• [Goal] Reproduce each line that includes the word "well".

• [Data extract]
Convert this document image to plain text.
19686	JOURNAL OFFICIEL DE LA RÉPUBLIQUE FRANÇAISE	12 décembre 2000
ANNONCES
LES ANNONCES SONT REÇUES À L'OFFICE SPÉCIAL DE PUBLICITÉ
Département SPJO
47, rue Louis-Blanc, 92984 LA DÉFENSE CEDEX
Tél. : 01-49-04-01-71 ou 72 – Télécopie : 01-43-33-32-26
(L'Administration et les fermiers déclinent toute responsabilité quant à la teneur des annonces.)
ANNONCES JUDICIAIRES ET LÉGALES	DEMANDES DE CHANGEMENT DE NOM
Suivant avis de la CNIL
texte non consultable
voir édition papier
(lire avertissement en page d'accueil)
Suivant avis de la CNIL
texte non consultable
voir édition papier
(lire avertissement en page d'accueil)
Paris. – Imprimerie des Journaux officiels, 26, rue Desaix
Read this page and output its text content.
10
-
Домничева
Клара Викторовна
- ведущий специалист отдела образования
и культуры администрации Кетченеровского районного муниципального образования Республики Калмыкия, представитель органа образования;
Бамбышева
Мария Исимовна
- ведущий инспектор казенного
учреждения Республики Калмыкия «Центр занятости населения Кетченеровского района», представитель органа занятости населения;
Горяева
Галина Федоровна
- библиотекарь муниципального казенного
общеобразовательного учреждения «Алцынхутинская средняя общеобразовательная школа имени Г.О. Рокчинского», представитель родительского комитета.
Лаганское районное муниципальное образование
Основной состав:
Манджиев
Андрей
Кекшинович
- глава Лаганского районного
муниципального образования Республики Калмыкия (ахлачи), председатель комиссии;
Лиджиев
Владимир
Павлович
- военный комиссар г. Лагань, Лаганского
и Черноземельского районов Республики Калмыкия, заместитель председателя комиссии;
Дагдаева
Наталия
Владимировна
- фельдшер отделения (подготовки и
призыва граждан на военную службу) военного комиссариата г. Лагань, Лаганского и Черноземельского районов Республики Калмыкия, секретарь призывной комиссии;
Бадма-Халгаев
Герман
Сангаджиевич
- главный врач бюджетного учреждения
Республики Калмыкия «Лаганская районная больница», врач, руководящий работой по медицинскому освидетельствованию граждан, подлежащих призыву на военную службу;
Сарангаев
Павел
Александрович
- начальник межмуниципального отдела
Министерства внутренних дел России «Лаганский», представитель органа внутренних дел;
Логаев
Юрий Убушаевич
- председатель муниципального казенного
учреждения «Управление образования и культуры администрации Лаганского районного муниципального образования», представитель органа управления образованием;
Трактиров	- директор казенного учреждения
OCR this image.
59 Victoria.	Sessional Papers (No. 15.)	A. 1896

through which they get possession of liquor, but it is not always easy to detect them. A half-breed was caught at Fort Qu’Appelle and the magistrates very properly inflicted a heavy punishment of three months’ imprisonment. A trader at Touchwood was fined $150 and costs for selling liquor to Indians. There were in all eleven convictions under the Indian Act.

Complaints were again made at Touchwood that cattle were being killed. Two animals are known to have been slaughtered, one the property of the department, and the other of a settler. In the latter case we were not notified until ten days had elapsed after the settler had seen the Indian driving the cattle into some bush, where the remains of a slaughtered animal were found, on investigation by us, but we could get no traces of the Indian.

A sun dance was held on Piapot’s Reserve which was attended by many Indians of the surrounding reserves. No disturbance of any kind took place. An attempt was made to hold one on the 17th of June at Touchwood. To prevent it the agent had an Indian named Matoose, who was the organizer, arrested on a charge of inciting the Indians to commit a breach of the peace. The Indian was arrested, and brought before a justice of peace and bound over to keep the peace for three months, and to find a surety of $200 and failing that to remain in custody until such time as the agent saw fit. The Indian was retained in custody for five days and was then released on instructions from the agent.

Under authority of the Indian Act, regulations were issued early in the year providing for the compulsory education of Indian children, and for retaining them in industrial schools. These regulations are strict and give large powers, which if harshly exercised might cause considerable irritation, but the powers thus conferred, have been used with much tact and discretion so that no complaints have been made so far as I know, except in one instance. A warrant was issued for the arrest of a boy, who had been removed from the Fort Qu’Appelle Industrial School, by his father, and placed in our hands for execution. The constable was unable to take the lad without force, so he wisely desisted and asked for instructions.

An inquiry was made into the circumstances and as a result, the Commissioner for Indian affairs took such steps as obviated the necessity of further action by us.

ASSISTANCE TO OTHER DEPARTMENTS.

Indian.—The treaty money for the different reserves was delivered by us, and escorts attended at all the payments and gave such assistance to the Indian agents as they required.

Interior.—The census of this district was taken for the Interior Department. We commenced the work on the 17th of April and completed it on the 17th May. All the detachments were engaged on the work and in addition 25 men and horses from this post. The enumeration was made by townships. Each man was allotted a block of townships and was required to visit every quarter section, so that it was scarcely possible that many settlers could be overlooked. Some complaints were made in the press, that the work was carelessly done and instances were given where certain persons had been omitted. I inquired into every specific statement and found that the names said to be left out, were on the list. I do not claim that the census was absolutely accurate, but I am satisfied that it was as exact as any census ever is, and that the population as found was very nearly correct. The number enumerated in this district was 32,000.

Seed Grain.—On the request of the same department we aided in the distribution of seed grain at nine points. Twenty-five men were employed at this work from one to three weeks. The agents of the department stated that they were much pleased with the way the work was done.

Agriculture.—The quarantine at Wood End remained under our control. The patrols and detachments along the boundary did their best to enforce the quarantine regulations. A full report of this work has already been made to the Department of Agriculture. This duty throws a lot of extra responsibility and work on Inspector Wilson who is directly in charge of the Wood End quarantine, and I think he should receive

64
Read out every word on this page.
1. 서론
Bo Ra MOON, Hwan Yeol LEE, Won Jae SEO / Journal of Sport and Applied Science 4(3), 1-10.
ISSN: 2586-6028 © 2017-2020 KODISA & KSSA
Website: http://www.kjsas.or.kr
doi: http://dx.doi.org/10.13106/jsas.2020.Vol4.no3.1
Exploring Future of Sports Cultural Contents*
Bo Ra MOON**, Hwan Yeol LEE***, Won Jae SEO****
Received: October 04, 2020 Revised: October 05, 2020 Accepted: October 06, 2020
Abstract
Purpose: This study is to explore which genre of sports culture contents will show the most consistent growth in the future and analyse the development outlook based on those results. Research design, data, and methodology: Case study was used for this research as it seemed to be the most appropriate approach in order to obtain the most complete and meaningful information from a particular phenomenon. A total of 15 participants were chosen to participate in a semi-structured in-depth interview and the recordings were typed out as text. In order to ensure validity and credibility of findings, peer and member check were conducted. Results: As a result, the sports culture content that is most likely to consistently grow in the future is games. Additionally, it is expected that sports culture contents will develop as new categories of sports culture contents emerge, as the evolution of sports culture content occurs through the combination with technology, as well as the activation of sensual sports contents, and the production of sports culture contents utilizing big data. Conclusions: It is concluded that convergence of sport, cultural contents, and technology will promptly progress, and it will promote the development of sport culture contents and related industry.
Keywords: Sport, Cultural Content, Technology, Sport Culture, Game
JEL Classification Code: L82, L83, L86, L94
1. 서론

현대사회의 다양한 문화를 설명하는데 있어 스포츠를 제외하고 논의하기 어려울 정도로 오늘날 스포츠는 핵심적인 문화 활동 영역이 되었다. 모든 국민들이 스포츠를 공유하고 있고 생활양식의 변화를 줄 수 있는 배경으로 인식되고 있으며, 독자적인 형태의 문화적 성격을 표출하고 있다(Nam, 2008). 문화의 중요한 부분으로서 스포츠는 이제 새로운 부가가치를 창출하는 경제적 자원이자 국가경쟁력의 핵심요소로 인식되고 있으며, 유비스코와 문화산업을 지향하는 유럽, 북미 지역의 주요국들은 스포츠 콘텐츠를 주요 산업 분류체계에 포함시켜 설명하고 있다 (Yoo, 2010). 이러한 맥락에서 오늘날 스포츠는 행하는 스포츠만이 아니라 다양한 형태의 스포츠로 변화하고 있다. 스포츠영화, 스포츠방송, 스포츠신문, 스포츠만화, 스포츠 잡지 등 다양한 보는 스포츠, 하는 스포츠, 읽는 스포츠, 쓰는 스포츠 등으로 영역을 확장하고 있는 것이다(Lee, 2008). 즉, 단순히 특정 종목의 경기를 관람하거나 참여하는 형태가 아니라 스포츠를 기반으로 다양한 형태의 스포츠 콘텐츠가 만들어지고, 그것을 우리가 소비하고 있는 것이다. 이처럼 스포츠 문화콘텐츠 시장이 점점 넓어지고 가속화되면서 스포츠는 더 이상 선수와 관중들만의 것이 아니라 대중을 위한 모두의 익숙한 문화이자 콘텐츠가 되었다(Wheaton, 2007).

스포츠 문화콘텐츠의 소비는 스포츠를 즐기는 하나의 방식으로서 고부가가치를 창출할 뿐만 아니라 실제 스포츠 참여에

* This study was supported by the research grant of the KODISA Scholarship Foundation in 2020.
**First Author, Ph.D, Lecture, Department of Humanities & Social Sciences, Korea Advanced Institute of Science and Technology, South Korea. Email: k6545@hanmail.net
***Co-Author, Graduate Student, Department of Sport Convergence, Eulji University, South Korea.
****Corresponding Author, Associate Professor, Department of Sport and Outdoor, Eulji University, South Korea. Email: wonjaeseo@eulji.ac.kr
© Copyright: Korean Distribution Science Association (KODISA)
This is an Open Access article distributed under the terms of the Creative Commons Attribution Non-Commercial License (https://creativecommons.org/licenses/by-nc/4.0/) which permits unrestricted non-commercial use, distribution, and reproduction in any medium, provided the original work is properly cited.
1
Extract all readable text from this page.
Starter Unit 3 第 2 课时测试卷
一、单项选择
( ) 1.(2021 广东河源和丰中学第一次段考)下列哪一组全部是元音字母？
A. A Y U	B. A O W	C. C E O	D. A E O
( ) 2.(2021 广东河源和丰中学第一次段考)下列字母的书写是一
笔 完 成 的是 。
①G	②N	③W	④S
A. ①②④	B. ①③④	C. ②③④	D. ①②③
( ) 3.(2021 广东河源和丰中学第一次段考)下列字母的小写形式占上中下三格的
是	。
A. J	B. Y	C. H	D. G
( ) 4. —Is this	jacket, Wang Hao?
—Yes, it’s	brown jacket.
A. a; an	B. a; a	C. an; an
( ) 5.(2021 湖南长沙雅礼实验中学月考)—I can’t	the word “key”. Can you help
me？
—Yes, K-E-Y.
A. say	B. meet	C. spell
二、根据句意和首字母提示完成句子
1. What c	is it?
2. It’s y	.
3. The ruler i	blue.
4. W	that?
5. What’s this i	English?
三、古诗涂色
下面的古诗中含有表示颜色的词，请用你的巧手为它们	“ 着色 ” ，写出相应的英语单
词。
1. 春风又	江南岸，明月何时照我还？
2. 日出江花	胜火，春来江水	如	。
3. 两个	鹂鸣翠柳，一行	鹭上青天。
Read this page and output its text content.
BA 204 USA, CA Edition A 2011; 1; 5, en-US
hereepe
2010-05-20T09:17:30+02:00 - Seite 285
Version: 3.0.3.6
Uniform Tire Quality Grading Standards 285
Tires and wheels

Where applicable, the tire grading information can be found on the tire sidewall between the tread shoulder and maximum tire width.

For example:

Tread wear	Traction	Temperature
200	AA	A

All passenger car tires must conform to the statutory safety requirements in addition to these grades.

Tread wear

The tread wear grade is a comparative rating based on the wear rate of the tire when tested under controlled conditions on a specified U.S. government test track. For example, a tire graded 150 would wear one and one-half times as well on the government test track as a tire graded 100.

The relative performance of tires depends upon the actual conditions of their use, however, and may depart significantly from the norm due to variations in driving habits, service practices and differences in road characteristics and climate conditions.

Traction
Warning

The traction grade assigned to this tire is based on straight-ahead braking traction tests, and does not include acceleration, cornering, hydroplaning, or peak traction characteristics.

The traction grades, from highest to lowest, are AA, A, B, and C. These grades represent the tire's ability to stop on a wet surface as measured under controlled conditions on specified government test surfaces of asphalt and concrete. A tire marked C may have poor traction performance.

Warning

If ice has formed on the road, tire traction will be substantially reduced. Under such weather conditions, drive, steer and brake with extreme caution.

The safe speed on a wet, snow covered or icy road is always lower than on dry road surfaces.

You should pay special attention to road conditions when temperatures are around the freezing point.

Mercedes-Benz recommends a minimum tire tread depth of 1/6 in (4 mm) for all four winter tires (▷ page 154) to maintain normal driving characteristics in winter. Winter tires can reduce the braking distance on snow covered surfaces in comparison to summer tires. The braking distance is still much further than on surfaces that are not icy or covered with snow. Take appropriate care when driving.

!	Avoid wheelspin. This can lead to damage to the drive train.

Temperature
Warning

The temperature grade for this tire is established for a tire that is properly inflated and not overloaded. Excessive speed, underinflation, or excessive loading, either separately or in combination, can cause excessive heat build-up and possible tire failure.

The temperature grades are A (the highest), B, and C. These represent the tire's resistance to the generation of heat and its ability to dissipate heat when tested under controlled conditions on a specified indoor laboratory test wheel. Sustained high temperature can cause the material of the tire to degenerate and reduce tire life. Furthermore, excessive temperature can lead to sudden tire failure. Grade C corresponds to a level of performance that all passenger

• [Written response]
Purpose: This study is to explore which genre of sports culture contents will show the most consistent growth in the future and analyse the development outlook based on those results. Research design, data, and methodology: Case study was used for this research as it seemed to be the most appropriate approach in order to obtain the most complete and meaningful information from a particular phenomenon. A total of 15 participants were chosen to participate in a semi-structured in-depth interview and the recordings were typed out as text. In order to ensure validity and credibility of findings, peer and member check were conducted. Results: As a result, the sports culture content that is most likely to consistently grow in the future is games. Additionally, it is expected that sports culture contents will develop as new categories of sports culture contents emerge, as the evolution of sports culture content occurs through the combination with technology, as well as the activation of sensual sports contents, and the production of sports culture contents utilizing big data. Conclusions: It is concluded that convergence of sport, cultural contents, and technology will promptly progress, and it will promote the development of sport culture contents and related industry.
The tread wear grade is a comparative rating based on the wear rate of the tire when tested under controlled conditions on a specified U.S. government test track. For example, a tire graded 150 would wear one and one-half times as well on the government test track as a tire graded 100.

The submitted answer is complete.